*** Items
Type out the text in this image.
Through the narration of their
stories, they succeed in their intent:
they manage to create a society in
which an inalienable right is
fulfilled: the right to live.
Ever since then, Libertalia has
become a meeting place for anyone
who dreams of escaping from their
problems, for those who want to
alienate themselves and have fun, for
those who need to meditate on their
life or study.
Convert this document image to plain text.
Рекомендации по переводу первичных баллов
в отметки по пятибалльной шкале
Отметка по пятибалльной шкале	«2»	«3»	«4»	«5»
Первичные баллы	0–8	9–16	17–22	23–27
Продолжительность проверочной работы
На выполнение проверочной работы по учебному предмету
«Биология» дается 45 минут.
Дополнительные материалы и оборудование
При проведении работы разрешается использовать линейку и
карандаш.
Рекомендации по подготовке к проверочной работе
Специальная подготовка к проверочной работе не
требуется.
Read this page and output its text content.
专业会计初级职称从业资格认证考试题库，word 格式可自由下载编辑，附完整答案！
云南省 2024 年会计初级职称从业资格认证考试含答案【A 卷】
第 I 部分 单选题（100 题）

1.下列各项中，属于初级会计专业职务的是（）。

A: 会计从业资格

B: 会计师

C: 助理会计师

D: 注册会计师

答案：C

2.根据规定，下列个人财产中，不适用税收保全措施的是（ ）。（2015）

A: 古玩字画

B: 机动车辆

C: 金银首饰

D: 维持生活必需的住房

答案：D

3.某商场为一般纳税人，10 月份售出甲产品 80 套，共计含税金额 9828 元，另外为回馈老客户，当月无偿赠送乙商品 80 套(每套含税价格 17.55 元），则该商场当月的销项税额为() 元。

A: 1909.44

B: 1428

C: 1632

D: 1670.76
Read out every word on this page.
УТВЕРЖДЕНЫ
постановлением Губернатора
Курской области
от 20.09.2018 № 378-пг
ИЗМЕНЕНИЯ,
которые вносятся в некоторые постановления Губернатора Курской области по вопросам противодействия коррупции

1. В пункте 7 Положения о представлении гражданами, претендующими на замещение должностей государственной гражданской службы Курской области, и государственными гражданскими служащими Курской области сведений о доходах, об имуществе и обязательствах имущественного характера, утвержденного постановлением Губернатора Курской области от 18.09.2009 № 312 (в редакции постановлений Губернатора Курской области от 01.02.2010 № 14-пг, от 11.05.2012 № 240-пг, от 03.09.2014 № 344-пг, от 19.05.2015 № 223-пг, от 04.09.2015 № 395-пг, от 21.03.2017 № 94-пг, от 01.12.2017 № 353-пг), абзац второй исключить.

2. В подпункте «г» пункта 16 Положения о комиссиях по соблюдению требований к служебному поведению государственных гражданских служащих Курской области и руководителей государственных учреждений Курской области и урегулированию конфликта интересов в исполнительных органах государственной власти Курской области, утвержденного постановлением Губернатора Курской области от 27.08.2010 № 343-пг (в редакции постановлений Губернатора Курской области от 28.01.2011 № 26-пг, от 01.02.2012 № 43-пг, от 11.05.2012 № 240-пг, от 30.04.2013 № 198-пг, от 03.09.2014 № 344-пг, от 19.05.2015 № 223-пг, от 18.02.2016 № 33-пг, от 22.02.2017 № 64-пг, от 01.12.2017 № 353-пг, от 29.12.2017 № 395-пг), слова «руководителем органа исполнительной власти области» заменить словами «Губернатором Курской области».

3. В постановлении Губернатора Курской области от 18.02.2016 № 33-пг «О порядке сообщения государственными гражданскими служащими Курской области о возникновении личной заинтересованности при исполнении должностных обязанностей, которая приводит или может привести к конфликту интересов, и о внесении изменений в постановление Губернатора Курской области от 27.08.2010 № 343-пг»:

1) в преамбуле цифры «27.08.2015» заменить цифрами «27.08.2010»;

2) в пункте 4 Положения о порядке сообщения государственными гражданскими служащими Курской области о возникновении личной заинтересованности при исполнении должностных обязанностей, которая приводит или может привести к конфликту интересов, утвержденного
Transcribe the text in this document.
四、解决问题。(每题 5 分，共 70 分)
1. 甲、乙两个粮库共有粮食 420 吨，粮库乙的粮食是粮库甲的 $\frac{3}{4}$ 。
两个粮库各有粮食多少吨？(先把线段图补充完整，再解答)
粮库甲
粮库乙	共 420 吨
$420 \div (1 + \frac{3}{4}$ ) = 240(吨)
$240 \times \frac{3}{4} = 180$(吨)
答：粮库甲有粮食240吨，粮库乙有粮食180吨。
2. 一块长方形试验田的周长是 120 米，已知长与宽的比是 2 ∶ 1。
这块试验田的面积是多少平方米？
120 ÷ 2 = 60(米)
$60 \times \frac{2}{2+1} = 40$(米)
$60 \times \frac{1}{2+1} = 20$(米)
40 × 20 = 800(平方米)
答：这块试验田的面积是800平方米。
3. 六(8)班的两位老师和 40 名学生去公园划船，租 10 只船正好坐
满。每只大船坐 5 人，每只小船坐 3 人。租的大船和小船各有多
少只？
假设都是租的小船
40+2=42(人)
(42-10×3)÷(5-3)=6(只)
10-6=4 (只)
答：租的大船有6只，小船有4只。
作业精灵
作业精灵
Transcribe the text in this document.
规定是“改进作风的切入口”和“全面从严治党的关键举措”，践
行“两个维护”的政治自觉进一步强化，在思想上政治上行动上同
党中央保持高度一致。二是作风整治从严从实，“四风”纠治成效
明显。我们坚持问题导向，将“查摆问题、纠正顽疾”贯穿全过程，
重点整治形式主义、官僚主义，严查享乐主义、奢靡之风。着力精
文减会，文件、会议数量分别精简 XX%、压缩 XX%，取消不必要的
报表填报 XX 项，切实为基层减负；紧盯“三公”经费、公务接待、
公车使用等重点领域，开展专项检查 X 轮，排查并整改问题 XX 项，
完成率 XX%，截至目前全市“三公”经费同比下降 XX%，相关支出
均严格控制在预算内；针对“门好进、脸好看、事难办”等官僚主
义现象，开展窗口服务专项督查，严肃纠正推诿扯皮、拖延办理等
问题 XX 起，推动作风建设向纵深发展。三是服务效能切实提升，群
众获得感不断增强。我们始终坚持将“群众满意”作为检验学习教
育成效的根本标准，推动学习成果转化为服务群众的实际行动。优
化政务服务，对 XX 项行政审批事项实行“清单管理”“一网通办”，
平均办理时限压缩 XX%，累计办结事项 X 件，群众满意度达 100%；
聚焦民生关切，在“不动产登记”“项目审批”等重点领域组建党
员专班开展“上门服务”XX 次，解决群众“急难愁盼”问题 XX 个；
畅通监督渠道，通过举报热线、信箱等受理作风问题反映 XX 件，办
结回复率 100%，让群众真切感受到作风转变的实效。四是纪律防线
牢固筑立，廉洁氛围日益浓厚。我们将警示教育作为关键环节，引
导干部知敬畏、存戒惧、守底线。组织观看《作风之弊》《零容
******
— Task —
All the entries above need to be reproduced exactly.

— Finished answer —
Type out the text in this image.
Through the narration of their
stories, they succeed in their intent:
they manage to create a society in
which an inalienable right is
fulfilled: the right to live.
Ever since then, Libertalia has
become a meeting place for anyone
who dreams of escaping from their
problems, for those who want to
alienate themselves and have fun, for
those who need to meditate on their
life or study.
Convert this document image to plain text.
Рекомендации по переводу первичных баллов
в отметки по пятибалльной шкале
Отметка по пятибалльной шкале	«2»	«3»	«4»	«5»
Первичные баллы	0–8	9–16	17–22	23–27
Продолжительность проверочной работы
На выполнение проверочной работы по учебному предмету
«Биология» дается 45 минут.
Дополнительные материалы и оборудование
При проведении работы разрешается использовать линейку и
карандаш.
Рекомендации по подготовке к проверочной работе
Специальная подготовка к проверочной работе не
требуется.
Read this page and output its text content.
专业会计初级职称从业资格认证考试题库，word 格式可自由下载编辑，附完整答案！
云南省 2024 年会计初级职称从业资格认证考试含答案【A 卷】
第 I 部分 单选题（100 题）

1.下列各项中，属于初级会计专业职务的是（）。

A: 会计从业资格

B: 会计师

C: 助理会计师

D: 注册会计师

答案：C

2.根据规定，下列个人财产中，不适用税收保全措施的是（ ）。（2015）

A: 古玩字画

B: 机动车辆

C: 金银首饰

D: 维持生活必需的住房

答案：D

3.某商场为一般纳税人，10 月份售出甲产品 80 套，共计含税金额 9828 元，另外为回馈老客户，当月无偿赠送乙商品 80 套(每套含税价格 17.55 元），则该商场当月的销项税额为() 元。

A: 1909.44

B: 1428

C: 1632

D: 1670.76
Read out every word on this page.
УТВЕРЖДЕНЫ
постановлением Губернатора
Курской области
от 20.09.2018 № 378-пг
ИЗМЕНЕНИЯ,
которые вносятся в некоторые постановления Губернатора Курской области по вопросам противодействия коррупции

1. В пункте 7 Положения о представлении гражданами, претендующими на замещение должностей государственной гражданской службы Курской области, и государственными гражданскими служащими Курской области сведений о доходах, об имуществе и обязательствах имущественного характера, утвержденного постановлением Губернатора Курской области от 18.09.2009 № 312 (в редакции постановлений Губернатора Курской области от 01.02.2010 № 14-пг, от 11.05.2012 № 240-пг, от 03.09.2014 № 344-пг, от 19.05.2015 № 223-пг, от 04.09.2015 № 395-пг, от 21.03.2017 № 94-пг, от 01.12.2017 № 353-пг), абзац второй исключить.

2. В подпункте «г» пункта 16 Положения о комиссиях по соблюдению требований к служебному поведению государственных гражданских служащих Курской области и руководителей государственных учреждений Курской области и урегулированию конфликта интересов в исполнительных органах государственной власти Курской области, утвержденного постановлением Губернатора Курской области от 27.08.2010 № 343-пг (в редакции постановлений Губернатора Курской области от 28.01.2011 № 26-пг, от 01.02.2012 № 43-пг, от 11.05.2012 № 240-пг, от 30.04.2013 № 198-пг, от 03.09.2014 № 344-пг, от 19.05.2015 № 223-пг, от 18.02.2016 № 33-пг, от 22.02.2017 № 64-пг, от 01.12.2017 № 353-пг, от 29.12.2017 № 395-пг), слова «руководителем органа исполнительной власти области» заменить словами «Губернатором Курской области».

3. В постановлении Губернатора Курской области от 18.02.2016 № 33-пг «О порядке сообщения государственными гражданскими служащими Курской области о возникновении личной заинтересованности при исполнении должностных обязанностей, которая приводит или может привести к конфликту интересов, и о внесении изменений в постановление Губернатора Курской области от 27.08.2010 № 343-пг»:

1) в преамбуле цифры «27.08.2015» заменить цифрами «27.08.2010»;

2) в пункте 4 Положения о порядке сообщения государственными гражданскими служащими Курской области о возникновении личной заинтересованности при исполнении должностных обязанностей, которая приводит или может привести к конфликту интересов, утвержденного
Transcribe the text in this document.
四、解决问题。(每题 5 分，共 70 分)
1. 甲、乙两个粮库共有粮食 420 吨，粮库乙的粮食是粮库甲的 $\frac{3}{4}$ 。
两个粮库各有粮食多少吨？(先把线段图补充完整，再解答)
粮库甲
粮库乙	共 420 吨
$420 \div (1 + \frac{3}{4}$ ) = 240(吨)
$240 \times \frac{3}{4} = 180$(吨)
答：粮库甲有粮食240吨，粮库乙有粮食180吨。
2. 一块长方形试验田的周长是 120 米，已知长与宽的比是 2 ∶ 1。
这块试验田的面积是多少平方米？
120 ÷ 2 = 60(米)
$60 \times \frac{2}{2+1} = 40$(米)
$60 \times \frac{1}{2+1} = 20$(米)
40 × 20 = 800(平方米)
答：这块试验田的面积是800平方米。
3. 六(8)班的两位老师和 40 名学生去公园划船，租 10 只船正好坐
满。每只大船坐 5 人，每只小船坐 3 人。租的大船和小船各有多
少只？
假设都是租的小船
40+2=42(人)
(42-10×3)÷(5-3)=6(只)
10-6=4 (只)
答：租的大船有6只，小船有4只。
作业精灵
作业精灵
Transcribe the text in this document.
规定是“改进作风的切入口”和“全面从严治党的关键举措”，践
行“两个维护”的政治自觉进一步强化，在思想上政治上行动上同
党中央保持高度一致。二是作风整治从严从实，“四风”纠治成效
明显。我们坚持问题导向，将“查摆问题、纠正顽疾”贯穿全过程，
重点整治形式主义、官僚主义，严查享乐主义、奢靡之风。着力精
文减会，文件、会议数量分别精简 XX%、压缩 XX%，取消不必要的
报表填报 XX 项，切实为基层减负；紧盯“三公”经费、公务接待、
公车使用等重点领域，开展专项检查 X 轮，排查并整改问题 XX 项，
完成率 XX%，截至目前全市“三公”经费同比下降 XX%，相关支出
均严格控制在预算内；针对“门好进、脸好看、事难办”等官僚主
义现象，开展窗口服务专项督查，严肃纠正推诿扯皮、拖延办理等
问题 XX 起，推动作风建设向纵深发展。三是服务效能切实提升，群
众获得感不断增强。我们始终坚持将“群众满意”作为检验学习教
育成效的根本标准，推动学习成果转化为服务群众的实际行动。优
化政务服务，对 XX 项行政审批事项实行“清单管理”“一网通办”，
平均办理时限压缩 XX%，累计办结事项 X 件，群众满意度达 100%；
聚焦民生关切，在“不动产登记”“项目审批”等重点领域组建党
员专班开展“上门服务”XX 次，解决群众“急难愁盼”问题 XX 个；
畅通监督渠道，通过举报热线、信箱等受理作风问题反映 XX 件，办
结回复率 100%，让群众真切感受到作风转变的实效。四是纪律防线
牢固筑立，廉洁氛围日益浓厚。我们将警示教育作为关键环节，引
导干部知敬畏、存戒惧、守底线。组织观看《作风之弊》《零容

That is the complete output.